**Given exercise:**
Gather each line of the records where "JSON" appears.

%%

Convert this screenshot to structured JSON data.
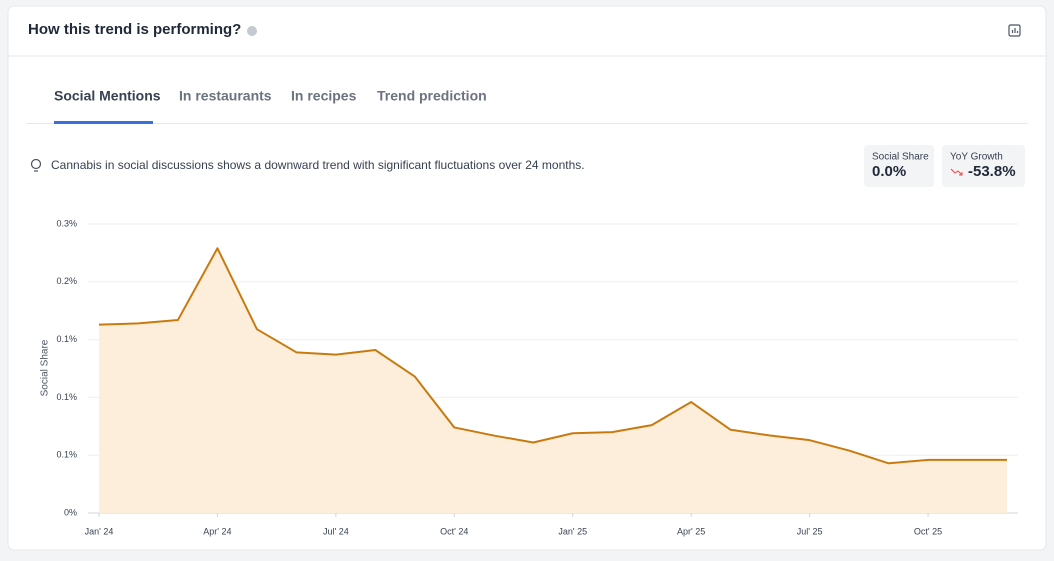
{
  "header": {
    "title": "How this trend is performing?"
  },
  "tabs": [
    "Social Mentions",
    "In restaurants",
    "In recipes",
    "Trend prediction"
  ],
  "insight": "Cannabis in social discussions shows a downward trend with significant fluctuations over 24 months.",
  "stats": [
    {
      "label": "Social Share",
      "value": "0.0%"
    },
    {
      "label": "YoY Growth",
      "value": "-53.8%"
    }
  ],
  "chart_data": {
    "type": "line",
    "y_label": "Social Share",
    "categories": [
      "Jan' 24",
      null,
      null,
      "Apr' 24",
      null,
      null,
      "Jul' 24",
      null,
      null,
      "Oct' 24",
      null,
      null,
      "Jan' 25",
      null,
      null,
      "Apr' 25",
      null,
      null,
      "Jul' 25",
      null,
      null,
      "Oct' 25",
      null,
      null
    ],
    "series": [
      {
        "name": "Social Share",
        "color": "#c97a0e",
        "fill": "#fdeedb",
        "values": [
          0.163,
          0.164,
          0.167,
          0.229,
          0.159,
          0.139,
          0.137,
          0.141,
          0.118,
          0.074,
          0.067,
          0.061,
          0.069,
          0.07,
          0.076,
          0.096,
          0.072,
          0.067,
          0.063,
          0.054,
          0.043,
          0.046,
          0.046,
          0.046
        ]
      }
    ],
    "ylim": [
      0,
      0.25
    ],
    "yticks": [
      {
        "value": 0,
        "label": "0%"
      },
      {
        "value": 0.05,
        "label": "0.1%"
      },
      {
        "value": 0.1,
        "label": "0.1%"
      },
      {
        "value": 0.15,
        "label": "0.1%"
      },
      {
        "value": 0.2,
        "label": "0.2%"
      },
      {
        "value": 0.25,
        "label": "0.3%"
      }
    ],
    "grid": true
  }
}
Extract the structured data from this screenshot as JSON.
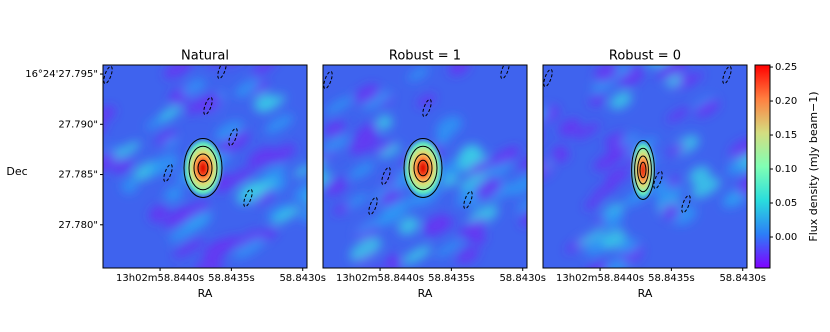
{
  "chart_data": [
    {
      "type": "image",
      "title": "Natural",
      "xlabel": "RA",
      "ylabel": "Dec",
      "xlim": [
        58.8444,
        58.84297
      ],
      "xticks": [
        {
          "value": 58.844,
          "label": "13h02m58.8440s"
        },
        {
          "value": 58.8435,
          "label": "58.8435s"
        },
        {
          "value": 58.843,
          "label": "58.8430s"
        }
      ],
      "ylim": [
        27.7757,
        27.7959
      ],
      "yticks": [
        {
          "value": 27.795,
          "label": "16°24'27.795\""
        },
        {
          "value": 27.79,
          "label": "27.790\""
        },
        {
          "value": 27.785,
          "label": "27.785\""
        },
        {
          "value": 27.78,
          "label": "27.780\""
        }
      ]
    },
    {
      "type": "image",
      "title": "Robust = 1",
      "xlabel": "RA",
      "xlim": [
        58.8444,
        58.84297
      ],
      "xticks": [
        {
          "value": 58.844,
          "label": "13h02m58.8440s"
        },
        {
          "value": 58.8435,
          "label": "58.8435s"
        },
        {
          "value": 58.843,
          "label": "58.8430s"
        }
      ],
      "ylim": [
        27.7757,
        27.7959
      ]
    },
    {
      "type": "image",
      "title": "Robust = 0",
      "xlabel": "RA",
      "xlim": [
        58.8444,
        58.84297
      ],
      "xticks": [
        {
          "value": 58.844,
          "label": "13h02m58.8440s"
        },
        {
          "value": 58.8435,
          "label": "58.8435s"
        },
        {
          "value": 58.843,
          "label": "58.8430s"
        }
      ],
      "ylim": [
        27.7757,
        27.7959
      ]
    },
    {
      "type": "colorbar",
      "label": "Flux density (mJy beam−1)",
      "ylim": [
        -0.0456,
        0.253
      ],
      "yticks": [
        {
          "value": 0,
          "label": "0.00"
        },
        {
          "value": 0.05,
          "label": "0.05"
        },
        {
          "value": 0.1,
          "label": "0.10"
        },
        {
          "value": 0.15,
          "label": "0.15"
        },
        {
          "value": 0.2,
          "label": "0.20"
        },
        {
          "value": 0.25,
          "label": "0.25"
        }
      ],
      "colormap": [
        "#8000ff",
        "#2c7ef7",
        "#2adddd",
        "#80ffb4",
        "#d4dd80",
        "#ff7f40",
        "#ff0000"
      ]
    }
  ]
}
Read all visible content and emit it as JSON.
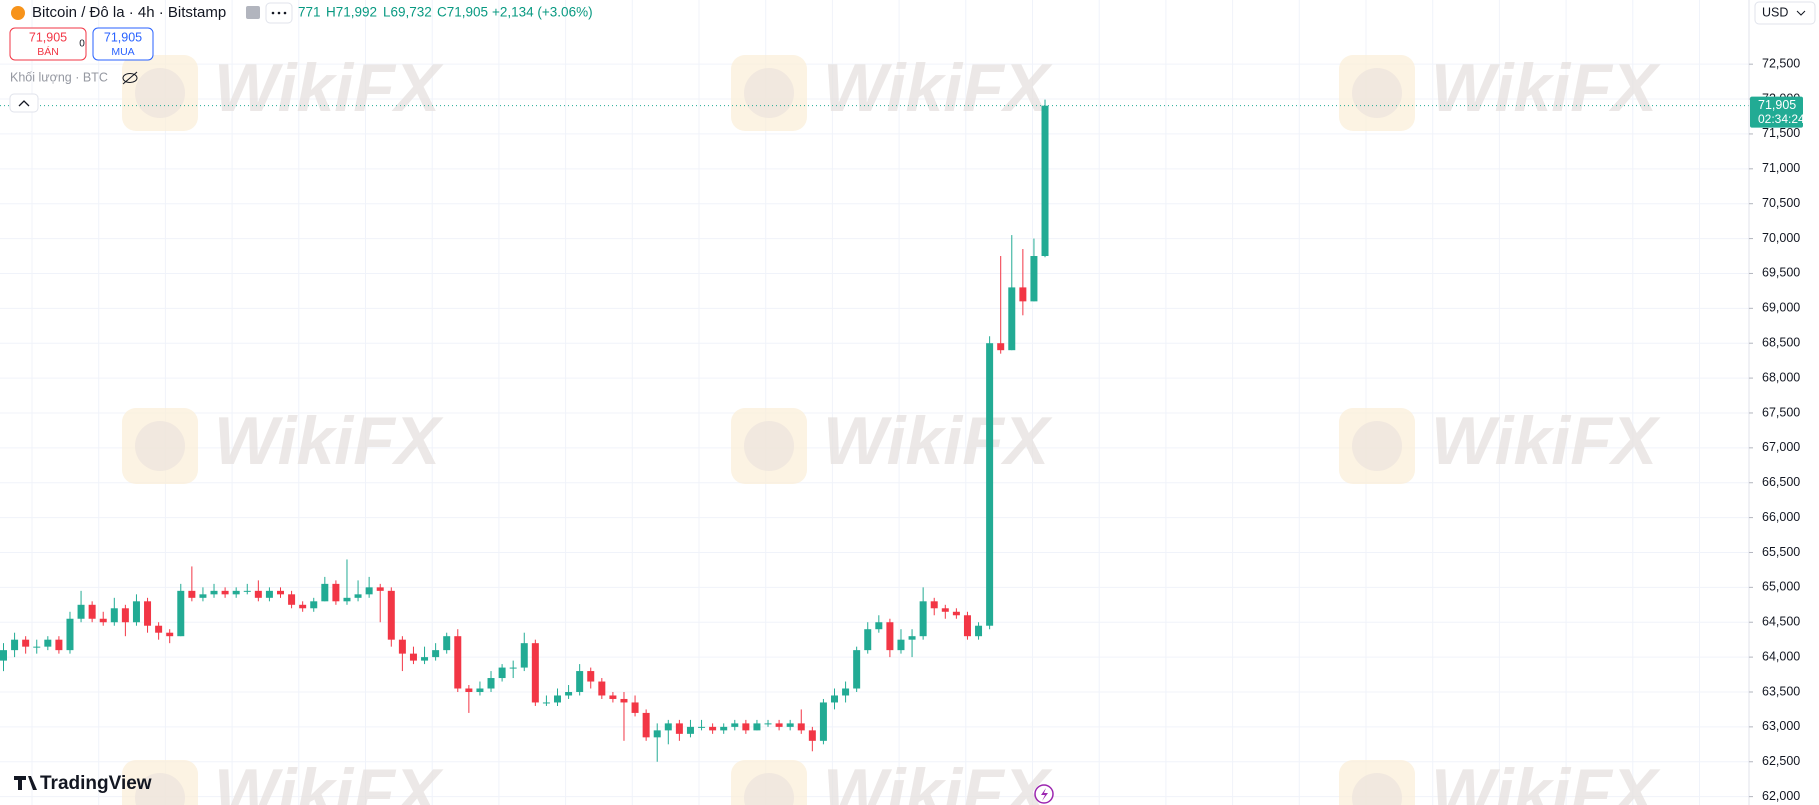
{
  "header": {
    "symbol": "Bitcoin / Đô la · 4h · Bitstamp",
    "open_partial": "771",
    "high": "H71,992",
    "low": "L69,732",
    "close": "C71,905",
    "change": "+2,134 (+3.06%)"
  },
  "trade": {
    "sell_price": "71,905",
    "sell_label": "BÁN",
    "spread": "0",
    "buy_price": "71,905",
    "buy_label": "MUA"
  },
  "volume_label": "Khối lượng · BTC",
  "currency": "USD",
  "countdown": "02:34:24",
  "brand": "TradingView",
  "watermark": "WikiFX",
  "chart_data": {
    "type": "candlestick",
    "open": [
      63950,
      64100,
      64250,
      64150,
      64150,
      64250,
      64100,
      64550,
      64750,
      64550,
      64500,
      64700,
      64500,
      64800,
      64450,
      64350,
      64300,
      64950,
      64850,
      64900,
      64950,
      64900,
      64950,
      64950,
      64850,
      64950,
      64900,
      64750,
      64700,
      64800,
      65050,
      64800,
      64850,
      64900,
      65000,
      64950,
      64250,
      64050,
      63950,
      64000,
      64100,
      64300,
      63550,
      63500,
      63550,
      63700,
      63850,
      63850,
      64200,
      63350,
      63350,
      63450,
      63500,
      63800,
      63650,
      63450,
      63400,
      63350,
      63200,
      62850,
      62950,
      63050,
      62900,
      63000,
      63000,
      62950,
      63000,
      63050,
      62950,
      63050,
      63050,
      63000,
      63050,
      62950,
      62800,
      63350,
      63450,
      63550,
      64100,
      64400,
      64500,
      64100,
      64250,
      64300,
      64800,
      64700,
      64650,
      64600,
      64300,
      64450,
      68500,
      68400,
      69300,
      69100,
      69750
    ],
    "high": [
      64200,
      64350,
      64300,
      64250,
      64300,
      64300,
      64650,
      64950,
      64800,
      64650,
      64850,
      64750,
      64900,
      64850,
      64500,
      64400,
      65050,
      65300,
      65000,
      65050,
      65000,
      65000,
      65050,
      65100,
      65000,
      65000,
      64950,
      64800,
      64850,
      65150,
      65100,
      65400,
      65100,
      65150,
      65050,
      65000,
      64300,
      64150,
      64150,
      64200,
      64350,
      64400,
      63600,
      63650,
      63800,
      63900,
      63950,
      64350,
      64250,
      63450,
      63550,
      63600,
      63900,
      63850,
      63700,
      63500,
      63500,
      63450,
      63250,
      63050,
      63100,
      63100,
      63100,
      63100,
      63050,
      63050,
      63100,
      63100,
      63100,
      63100,
      63100,
      63100,
      63250,
      63000,
      63400,
      63550,
      63650,
      64150,
      64500,
      64600,
      64550,
      64400,
      64400,
      65000,
      64850,
      64750,
      64700,
      64650,
      64500,
      68600,
      69750,
      70050,
      69850,
      70000,
      71992
    ],
    "low": [
      63800,
      64000,
      64050,
      64050,
      64100,
      64050,
      64050,
      64500,
      64500,
      64450,
      64450,
      64300,
      64450,
      64350,
      64250,
      64200,
      64300,
      64800,
      64800,
      64850,
      64850,
      64850,
      64900,
      64800,
      64800,
      64850,
      64700,
      64650,
      64650,
      64800,
      64750,
      64750,
      64800,
      64850,
      64500,
      64150,
      63800,
      63900,
      63900,
      63950,
      64050,
      63500,
      63200,
      63450,
      63500,
      63650,
      63700,
      63800,
      63300,
      63300,
      63300,
      63400,
      63450,
      63550,
      63400,
      63350,
      62800,
      63150,
      62800,
      62500,
      62750,
      62800,
      62850,
      62950,
      62900,
      62900,
      62950,
      62900,
      62950,
      63000,
      62950,
      62950,
      62900,
      62650,
      62750,
      63250,
      63350,
      63500,
      64050,
      64350,
      64000,
      64050,
      64000,
      64250,
      64600,
      64550,
      64550,
      64250,
      64250,
      64400,
      68350,
      68400,
      68900,
      69100,
      69732
    ],
    "close": [
      64100,
      64250,
      64150,
      64150,
      64250,
      64100,
      64550,
      64750,
      64550,
      64500,
      64700,
      64500,
      64800,
      64450,
      64350,
      64300,
      64950,
      64850,
      64900,
      64950,
      64900,
      64950,
      64950,
      64850,
      64950,
      64900,
      64750,
      64700,
      64800,
      65050,
      64800,
      64850,
      64900,
      65000,
      64950,
      64250,
      64050,
      63950,
      64000,
      64100,
      64300,
      63550,
      63500,
      63550,
      63700,
      63850,
      63850,
      64200,
      63350,
      63350,
      63450,
      63500,
      63800,
      63650,
      63450,
      63400,
      63350,
      63200,
      62850,
      62950,
      63050,
      62900,
      63000,
      63000,
      62950,
      63000,
      63050,
      62950,
      63050,
      63050,
      63000,
      63050,
      62950,
      62800,
      63350,
      63450,
      63550,
      64100,
      64400,
      64500,
      64100,
      64250,
      64300,
      64800,
      64700,
      64650,
      64600,
      64300,
      64450,
      68500,
      68400,
      69300,
      69100,
      69750,
      71905
    ],
    "up_color": "#22ab94",
    "down_color": "#f23645",
    "last_price": {
      "value": 71905,
      "label": "71,905"
    },
    "ylim": [
      61880,
      73420
    ],
    "yticks": [
      {
        "value": 62000,
        "label": "62,000"
      },
      {
        "value": 62500,
        "label": "62,500"
      },
      {
        "value": 63000,
        "label": "63,000"
      },
      {
        "value": 63500,
        "label": "63,500"
      },
      {
        "value": 64000,
        "label": "64,000"
      },
      {
        "value": 64500,
        "label": "64,500"
      },
      {
        "value": 65000,
        "label": "65,000"
      },
      {
        "value": 65500,
        "label": "65,500"
      },
      {
        "value": 66000,
        "label": "66,000"
      },
      {
        "value": 66500,
        "label": "66,500"
      },
      {
        "value": 67000,
        "label": "67,000"
      },
      {
        "value": 67500,
        "label": "67,500"
      },
      {
        "value": 68000,
        "label": "68,000"
      },
      {
        "value": 68500,
        "label": "68,500"
      },
      {
        "value": 69000,
        "label": "69,000"
      },
      {
        "value": 69500,
        "label": "69,500"
      },
      {
        "value": 70000,
        "label": "70,000"
      },
      {
        "value": 70500,
        "label": "70,500"
      },
      {
        "value": 71000,
        "label": "71,000"
      },
      {
        "value": 71500,
        "label": "71,500"
      },
      {
        "value": 72000,
        "label": "72,000"
      },
      {
        "value": 72500,
        "label": "72,500"
      }
    ],
    "grid": true
  }
}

%%

**Result:**
Convert this screenshot to structured JSON data.
Extract the structured data from this screenshot as JSON.
Read all visible content and emit it as JSON.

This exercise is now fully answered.